===== ENTRIES
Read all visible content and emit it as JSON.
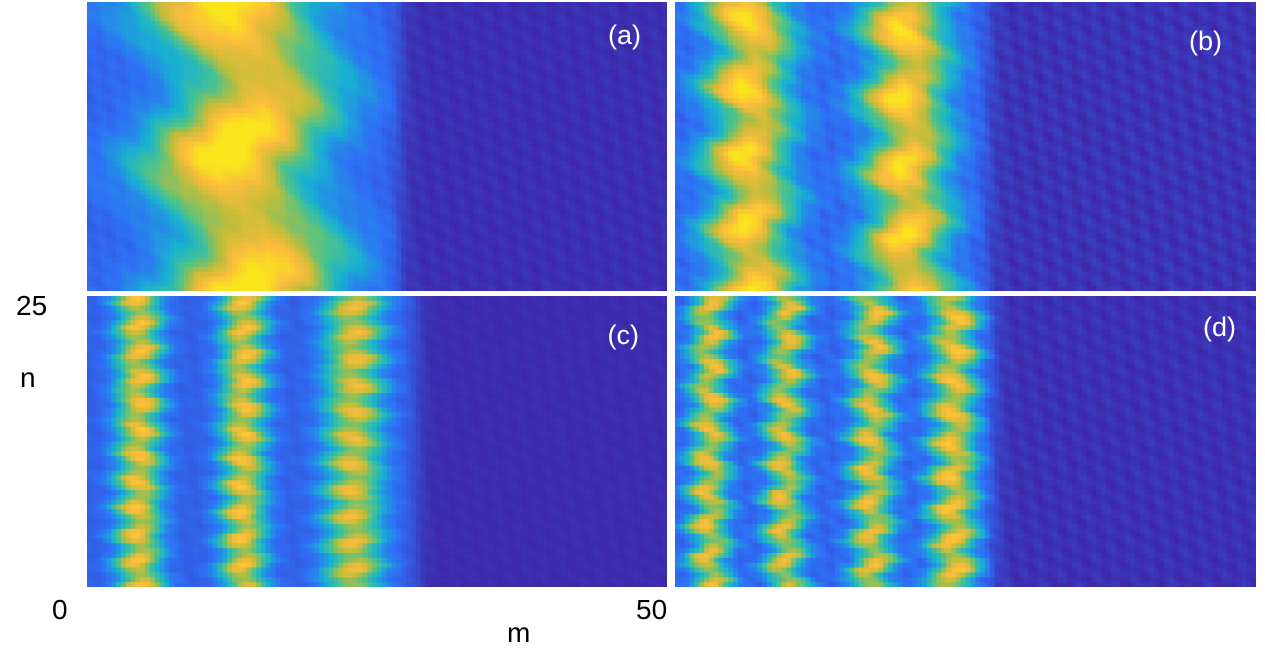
{
  "chart_data": {
    "type": "heatmap",
    "xlabel": "m",
    "ylabel": "n",
    "x_ticks": [
      "0",
      "50"
    ],
    "y_ticks": [
      "25"
    ],
    "xlim": [
      0,
      50
    ],
    "ylim": [
      0,
      25
    ],
    "colormap": [
      "#3e26a8",
      "#2f6ef6",
      "#18b1d1",
      "#4cc38a",
      "#c1bd3a",
      "#fbbc3d",
      "#f9e51c"
    ],
    "panels": [
      {
        "label": "(a)",
        "stripes": [
          {
            "center": 13.5,
            "width": 6.5,
            "amplitude": 0.92,
            "wiggle": 1.8,
            "period": 14
          }
        ],
        "front": 27,
        "background_texture": 0.08
      },
      {
        "label": "(b)",
        "stripes": [
          {
            "center": 6.5,
            "width": 3.2,
            "amplitude": 0.85,
            "wiggle": 0.8,
            "period": 6.5
          },
          {
            "center": 20,
            "width": 3.2,
            "amplitude": 0.85,
            "wiggle": 0.8,
            "period": 6.5
          }
        ],
        "front": 27,
        "background_texture": 0.12
      },
      {
        "label": "(c)",
        "stripes": [
          {
            "center": 4.5,
            "width": 1.8,
            "amplitude": 0.75,
            "wiggle": 0.4,
            "period": 2.5
          },
          {
            "center": 13.5,
            "width": 1.8,
            "amplitude": 0.75,
            "wiggle": 0.4,
            "period": 2.5
          },
          {
            "center": 23,
            "width": 2.3,
            "amplitude": 0.7,
            "wiggle": 0.4,
            "period": 2.5
          }
        ],
        "front": 28.5,
        "background_texture": 0.05
      },
      {
        "label": "(d)",
        "stripes": [
          {
            "center": 3,
            "width": 1.5,
            "amplitude": 0.7,
            "wiggle": 0.6,
            "period": 3
          },
          {
            "center": 9.5,
            "width": 1.5,
            "amplitude": 0.68,
            "wiggle": 0.6,
            "period": 3
          },
          {
            "center": 17,
            "width": 1.6,
            "amplitude": 0.7,
            "wiggle": 0.6,
            "period": 3
          },
          {
            "center": 24,
            "width": 1.8,
            "amplitude": 0.75,
            "wiggle": 0.6,
            "period": 3
          }
        ],
        "front": 27.5,
        "background_texture": 0.1
      }
    ]
  }
}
==========
# AIM OF THE TASK:
Say how many lines in the records hold the string "center", and say nothing else.

# TASK OUTPUT:
10